SET EXERCISE —
Copy every line, leaving nothing out and adding nothing.

MATERIAL —

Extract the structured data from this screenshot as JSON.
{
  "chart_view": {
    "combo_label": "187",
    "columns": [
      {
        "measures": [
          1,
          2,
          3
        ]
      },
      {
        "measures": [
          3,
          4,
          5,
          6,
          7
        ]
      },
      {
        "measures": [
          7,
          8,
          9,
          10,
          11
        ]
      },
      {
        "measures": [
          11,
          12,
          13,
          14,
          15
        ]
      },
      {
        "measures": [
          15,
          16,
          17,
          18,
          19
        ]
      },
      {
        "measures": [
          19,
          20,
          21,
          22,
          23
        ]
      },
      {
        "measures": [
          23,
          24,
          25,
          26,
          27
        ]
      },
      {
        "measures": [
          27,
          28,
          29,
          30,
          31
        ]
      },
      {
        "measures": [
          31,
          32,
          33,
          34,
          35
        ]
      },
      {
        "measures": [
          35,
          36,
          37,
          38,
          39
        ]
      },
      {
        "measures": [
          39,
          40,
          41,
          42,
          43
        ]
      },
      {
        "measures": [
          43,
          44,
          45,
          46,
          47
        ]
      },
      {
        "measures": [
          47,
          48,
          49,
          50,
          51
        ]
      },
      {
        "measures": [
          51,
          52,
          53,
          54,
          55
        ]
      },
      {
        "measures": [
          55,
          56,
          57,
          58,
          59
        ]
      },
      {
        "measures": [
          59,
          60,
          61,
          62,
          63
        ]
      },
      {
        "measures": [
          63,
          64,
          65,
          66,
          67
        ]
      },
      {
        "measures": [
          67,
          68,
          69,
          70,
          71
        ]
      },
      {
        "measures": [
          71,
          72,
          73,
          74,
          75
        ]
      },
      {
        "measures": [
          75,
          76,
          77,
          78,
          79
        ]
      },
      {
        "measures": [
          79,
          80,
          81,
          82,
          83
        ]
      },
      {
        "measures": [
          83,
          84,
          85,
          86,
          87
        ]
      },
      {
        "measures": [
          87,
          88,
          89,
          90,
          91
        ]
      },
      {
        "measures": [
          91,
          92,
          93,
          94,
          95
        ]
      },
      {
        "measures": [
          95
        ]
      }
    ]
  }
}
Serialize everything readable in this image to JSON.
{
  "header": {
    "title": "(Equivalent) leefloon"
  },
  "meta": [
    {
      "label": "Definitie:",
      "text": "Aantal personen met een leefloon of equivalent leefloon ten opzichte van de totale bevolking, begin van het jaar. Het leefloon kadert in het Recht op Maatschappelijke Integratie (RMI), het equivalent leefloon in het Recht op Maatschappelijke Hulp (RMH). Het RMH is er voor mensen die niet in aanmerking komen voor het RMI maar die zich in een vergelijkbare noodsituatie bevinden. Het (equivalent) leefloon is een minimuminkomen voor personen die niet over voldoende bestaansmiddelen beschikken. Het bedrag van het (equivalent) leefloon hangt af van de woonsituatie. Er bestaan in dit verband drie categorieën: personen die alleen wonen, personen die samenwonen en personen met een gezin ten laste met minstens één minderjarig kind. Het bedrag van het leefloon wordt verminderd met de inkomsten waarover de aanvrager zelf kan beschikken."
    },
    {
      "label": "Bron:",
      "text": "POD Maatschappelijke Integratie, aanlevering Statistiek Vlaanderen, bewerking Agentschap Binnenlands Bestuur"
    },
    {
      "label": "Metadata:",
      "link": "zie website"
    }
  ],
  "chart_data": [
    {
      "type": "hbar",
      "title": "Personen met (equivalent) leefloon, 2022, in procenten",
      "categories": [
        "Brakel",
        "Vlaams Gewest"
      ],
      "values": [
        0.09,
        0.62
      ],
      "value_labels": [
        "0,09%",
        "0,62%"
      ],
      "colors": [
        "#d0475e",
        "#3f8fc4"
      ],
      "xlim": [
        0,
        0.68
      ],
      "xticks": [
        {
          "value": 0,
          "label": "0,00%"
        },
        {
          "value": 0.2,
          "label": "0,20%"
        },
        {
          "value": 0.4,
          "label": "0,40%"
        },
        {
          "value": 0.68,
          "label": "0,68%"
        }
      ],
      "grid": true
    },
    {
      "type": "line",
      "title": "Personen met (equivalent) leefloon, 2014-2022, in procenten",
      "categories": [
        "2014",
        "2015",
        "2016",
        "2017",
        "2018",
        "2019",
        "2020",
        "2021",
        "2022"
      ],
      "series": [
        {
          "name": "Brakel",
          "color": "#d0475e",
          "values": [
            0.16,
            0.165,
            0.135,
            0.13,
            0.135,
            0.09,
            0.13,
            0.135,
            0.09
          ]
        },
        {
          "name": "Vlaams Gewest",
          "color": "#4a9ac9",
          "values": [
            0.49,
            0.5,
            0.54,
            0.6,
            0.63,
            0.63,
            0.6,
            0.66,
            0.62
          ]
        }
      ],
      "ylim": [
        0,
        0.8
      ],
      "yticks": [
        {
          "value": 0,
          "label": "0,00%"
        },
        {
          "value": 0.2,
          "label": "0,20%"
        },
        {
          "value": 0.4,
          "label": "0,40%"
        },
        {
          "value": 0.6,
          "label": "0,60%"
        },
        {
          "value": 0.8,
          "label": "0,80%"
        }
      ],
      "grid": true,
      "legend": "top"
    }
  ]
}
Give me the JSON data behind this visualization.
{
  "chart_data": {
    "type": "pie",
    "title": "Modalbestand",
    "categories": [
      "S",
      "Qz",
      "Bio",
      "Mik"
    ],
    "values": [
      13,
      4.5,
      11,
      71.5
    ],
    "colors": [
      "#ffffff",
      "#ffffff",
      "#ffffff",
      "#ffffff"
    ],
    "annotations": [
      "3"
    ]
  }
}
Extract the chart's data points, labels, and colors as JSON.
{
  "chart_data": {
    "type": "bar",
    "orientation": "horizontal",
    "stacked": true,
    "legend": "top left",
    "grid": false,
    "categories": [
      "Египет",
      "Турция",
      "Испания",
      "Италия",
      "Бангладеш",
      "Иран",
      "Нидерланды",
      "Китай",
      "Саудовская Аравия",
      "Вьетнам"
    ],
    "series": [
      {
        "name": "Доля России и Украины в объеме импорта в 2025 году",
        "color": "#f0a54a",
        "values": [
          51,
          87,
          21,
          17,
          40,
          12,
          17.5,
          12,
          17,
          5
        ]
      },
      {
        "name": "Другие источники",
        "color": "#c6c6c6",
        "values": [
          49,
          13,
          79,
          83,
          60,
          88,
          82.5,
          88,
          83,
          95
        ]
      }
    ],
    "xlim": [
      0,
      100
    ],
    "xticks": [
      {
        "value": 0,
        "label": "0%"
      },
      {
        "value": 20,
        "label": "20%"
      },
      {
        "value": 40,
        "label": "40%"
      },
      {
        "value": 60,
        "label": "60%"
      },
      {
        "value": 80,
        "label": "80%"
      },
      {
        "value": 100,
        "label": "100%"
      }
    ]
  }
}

RESPONSE FOR THIS EXERCISE —
Extract the structured data from this screenshot as JSON.
{
  "chart_view": {
    "combo_label": "187",
    "columns": [
      {
        "measures": [
          1,
          2,
          3
        ]
      },
      {
        "measures": [
          3,
          4,
          5,
          6,
          7
        ]
      },
      {
        "measures": [
          7,
          8,
          9,
          10,
          11
        ]
      },
      {
        "measures": [
          11,
          12,
          13,
          14,
          15
        ]
      },
      {
        "measures": [
          15,
          16,
          17,
          18,
          19
        ]
      },
      {
        "measures": [
          19,
          20,
          21,
          22,
          23
        ]
      },
      {
        "measures": [
          23,
          24,
          25,
          26,
          27
        ]
      },
      {
        "measures": [
          27,
          28,
          29,
          30,
          31
        ]
      },
      {
        "measures": [
          31,
          32,
          33,
          34,
          35
        ]
      },
      {
        "measures": [
          35,
          36,
          37,
          38,
          39
        ]
      },
      {
        "measures": [
          39,
          40,
          41,
          42,
          43
        ]
      },
      {
        "measures": [
          43,
          44,
          45,
          46,
          47
        ]
      },
      {
        "measures": [
          47,
          48,
          49,
          50,
          51
        ]
      },
      {
        "measures": [
          51,
          52,
          53,
          54,
          55
        ]
      },
      {
        "measures": [
          55,
          56,
          57,
          58,
          59
        ]
      },
      {
        "measures": [
          59,
          60,
          61,
          62,
          63
        ]
      },
      {
        "measures": [
          63,
          64,
          65,
          66,
          67
        ]
      },
      {
        "measures": [
          67,
          68,
          69,
          70,
          71
        ]
      },
      {
        "measures": [
          71,
          72,
          73,
          74,
          75
        ]
      },
      {
        "measures": [
          75,
          76,
          77,
          78,
          79
        ]
      },
      {
        "measures": [
          79,
          80,
          81,
          82,
          83
        ]
      },
      {
        "measures": [
          83,
          84,
          85,
          86,
          87
        ]
      },
      {
        "measures": [
          87,
          88,
          89,
          90,
          91
        ]
      },
      {
        "measures": [
          91,
          92,
          93,
          94,
          95
        ]
      },
      {
        "measures": [
          95
        ]
      }
    ]
  }
}
Serialize everything readable in this image to JSON.
{
  "header": {
    "title": "(Equivalent) leefloon"
  },
  "meta": [
    {
      "label": "Definitie:",
      "text": "Aantal personen met een leefloon of equivalent leefloon ten opzichte van de totale bevolking, begin van het jaar. Het leefloon kadert in het Recht op Maatschappelijke Integratie (RMI), het equivalent leefloon in het Recht op Maatschappelijke Hulp (RMH). Het RMH is er voor mensen die niet in aanmerking komen voor het RMI maar die zich in een vergelijkbare noodsituatie bevinden. Het (equivalent) leefloon is een minimuminkomen voor personen die niet over voldoende bestaansmiddelen beschikken. Het bedrag van het (equivalent) leefloon hangt af van de woonsituatie. Er bestaan in dit verband drie categorieën: personen die alleen wonen, personen die samenwonen en personen met een gezin ten laste met minstens één minderjarig kind. Het bedrag van het leefloon wordt verminderd met de inkomsten waarover de aanvrager zelf kan beschikken."
    },
    {
      "label": "Bron:",
      "text": "POD Maatschappelijke Integratie, aanlevering Statistiek Vlaanderen, bewerking Agentschap Binnenlands Bestuur"
    },
    {
      "label": "Metadata:",
      "link": "zie website"
    }
  ],
  "chart_data": [
    {
      "type": "hbar",
      "title": "Personen met (equivalent) leefloon, 2022, in procenten",
      "categories": [
        "Brakel",
        "Vlaams Gewest"
      ],
      "values": [
        0.09,
        0.62
      ],
      "value_labels": [
        "0,09%",
        "0,62%"
      ],
      "colors": [
        "#d0475e",
        "#3f8fc4"
      ],
      "xlim": [
        0,
        0.68
      ],
      "xticks": [
        {
          "value": 0,
          "label": "0,00%"
        },
        {
          "value": 0.2,
          "label": "0,20%"
        },
        {
          "value": 0.4,
          "label": "0,40%"
        },
        {
          "value": 0.68,
          "label": "0,68%"
        }
      ],
      "grid": true
    },
    {
      "type": "line",
      "title": "Personen met (equivalent) leefloon, 2014-2022, in procenten",
      "categories": [
        "2014",
        "2015",
        "2016",
        "2017",
        "2018",
        "2019",
        "2020",
        "2021",
        "2022"
      ],
      "series": [
        {
          "name": "Brakel",
          "color": "#d0475e",
          "values": [
            0.16,
            0.165,
            0.135,
            0.13,
            0.135,
            0.09,
            0.13,
            0.135,
            0.09
          ]
        },
        {
          "name": "Vlaams Gewest",
          "color": "#4a9ac9",
          "values": [
            0.49,
            0.5,
            0.54,
            0.6,
            0.63,
            0.63,
            0.6,
            0.66,
            0.62
          ]
        }
      ],
      "ylim": [
        0,
        0.8
      ],
      "yticks": [
        {
          "value": 0,
          "label": "0,00%"
        },
        {
          "value": 0.2,
          "label": "0,20%"
        },
        {
          "value": 0.4,
          "label": "0,40%"
        },
        {
          "value": 0.6,
          "label": "0,60%"
        },
        {
          "value": 0.8,
          "label": "0,80%"
        }
      ],
      "grid": true,
      "legend": "top"
    }
  ]
}
Give me the JSON data behind this visualization.
{
  "chart_data": {
    "type": "pie",
    "title": "Modalbestand",
    "categories": [
      "S",
      "Qz",
      "Bio",
      "Mik"
    ],
    "values": [
      13,
      4.5,
      11,
      71.5
    ],
    "colors": [
      "#ffffff",
      "#ffffff",
      "#ffffff",
      "#ffffff"
    ],
    "annotations": [
      "3"
    ]
  }
}
Extract the chart's data points, labels, and colors as JSON.
{
  "chart_data": {
    "type": "bar",
    "orientation": "horizontal",
    "stacked": true,
    "legend": "top left",
    "grid": false,
    "categories": [
      "Египет",
      "Турция",
      "Испания",
      "Италия",
      "Бангладеш",
      "Иран",
      "Нидерланды",
      "Китай",
      "Саудовская Аравия",
      "Вьетнам"
    ],
    "series": [
      {
        "name": "Доля России и Украины в объеме импорта в 2025 году",
        "color": "#f0a54a",
        "values": [
          51,
          87,
          21,
          17,
          40,
          12,
          17.5,
          12,
          17,
          5
        ]
      },
      {
        "name": "Другие источники",
        "color": "#c6c6c6",
        "values": [
          49,
          13,
          79,
          83,
          60,
          88,
          82.5,
          88,
          83,
          95
        ]
      }
    ],
    "xlim": [
      0,
      100
    ],
    "xticks": [
      {
        "value": 0,
        "label": "0%"
      },
      {
        "value": 20,
        "label": "20%"
      },
      {
        "value": 40,
        "label": "40%"
      },
      {
        "value": 60,
        "label": "60%"
      },
      {
        "value": 80,
        "label": "80%"
      },
      {
        "value": 100,
        "label": "100%"
      }
    ]
  }
}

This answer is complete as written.